(Exercise requirements):
All of the records listed below should be retyped exactly.
----
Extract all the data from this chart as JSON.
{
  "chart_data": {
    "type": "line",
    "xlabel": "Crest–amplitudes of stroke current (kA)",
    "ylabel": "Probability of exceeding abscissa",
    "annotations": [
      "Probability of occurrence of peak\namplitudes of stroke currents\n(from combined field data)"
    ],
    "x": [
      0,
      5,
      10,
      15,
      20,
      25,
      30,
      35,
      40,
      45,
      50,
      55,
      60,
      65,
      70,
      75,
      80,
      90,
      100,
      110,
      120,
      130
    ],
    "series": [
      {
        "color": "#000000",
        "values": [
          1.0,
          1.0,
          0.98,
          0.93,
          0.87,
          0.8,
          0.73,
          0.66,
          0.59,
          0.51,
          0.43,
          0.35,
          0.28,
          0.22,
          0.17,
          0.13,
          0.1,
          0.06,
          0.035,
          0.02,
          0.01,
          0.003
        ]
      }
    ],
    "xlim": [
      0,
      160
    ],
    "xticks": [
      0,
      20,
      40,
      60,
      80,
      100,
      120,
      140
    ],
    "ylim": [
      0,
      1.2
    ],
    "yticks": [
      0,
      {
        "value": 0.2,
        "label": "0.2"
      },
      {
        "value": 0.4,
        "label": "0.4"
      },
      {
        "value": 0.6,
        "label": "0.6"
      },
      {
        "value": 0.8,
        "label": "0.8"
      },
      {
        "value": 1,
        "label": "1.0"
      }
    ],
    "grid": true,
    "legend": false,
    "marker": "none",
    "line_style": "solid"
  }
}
----
(Response to the task):
Extract all the data from this chart as JSON.
{
  "chart_data": {
    "type": "line",
    "xlabel": "Crest–amplitudes of stroke current (kA)",
    "ylabel": "Probability of exceeding abscissa",
    "annotations": [
      "Probability of occurrence of peak\namplitudes of stroke currents\n(from combined field data)"
    ],
    "x": [
      0,
      5,
      10,
      15,
      20,
      25,
      30,
      35,
      40,
      45,
      50,
      55,
      60,
      65,
      70,
      75,
      80,
      90,
      100,
      110,
      120,
      130
    ],
    "series": [
      {
        "color": "#000000",
        "values": [
          1.0,
          1.0,
          0.98,
          0.93,
          0.87,
          0.8,
          0.73,
          0.66,
          0.59,
          0.51,
          0.43,
          0.35,
          0.28,
          0.22,
          0.17,
          0.13,
          0.1,
          0.06,
          0.035,
          0.02,
          0.01,
          0.003
        ]
      }
    ],
    "xlim": [
      0,
      160
    ],
    "xticks": [
      0,
      20,
      40,
      60,
      80,
      100,
      120,
      140
    ],
    "ylim": [
      0,
      1.2
    ],
    "yticks": [
      0,
      {
        "value": 0.2,
        "label": "0.2"
      },
      {
        "value": 0.4,
        "label": "0.4"
      },
      {
        "value": 0.6,
        "label": "0.6"
      },
      {
        "value": 0.8,
        "label": "0.8"
      },
      {
        "value": 1,
        "label": "1.0"
      }
    ],
    "grid": true,
    "legend": false,
    "marker": "none",
    "line_style": "solid"
  }
}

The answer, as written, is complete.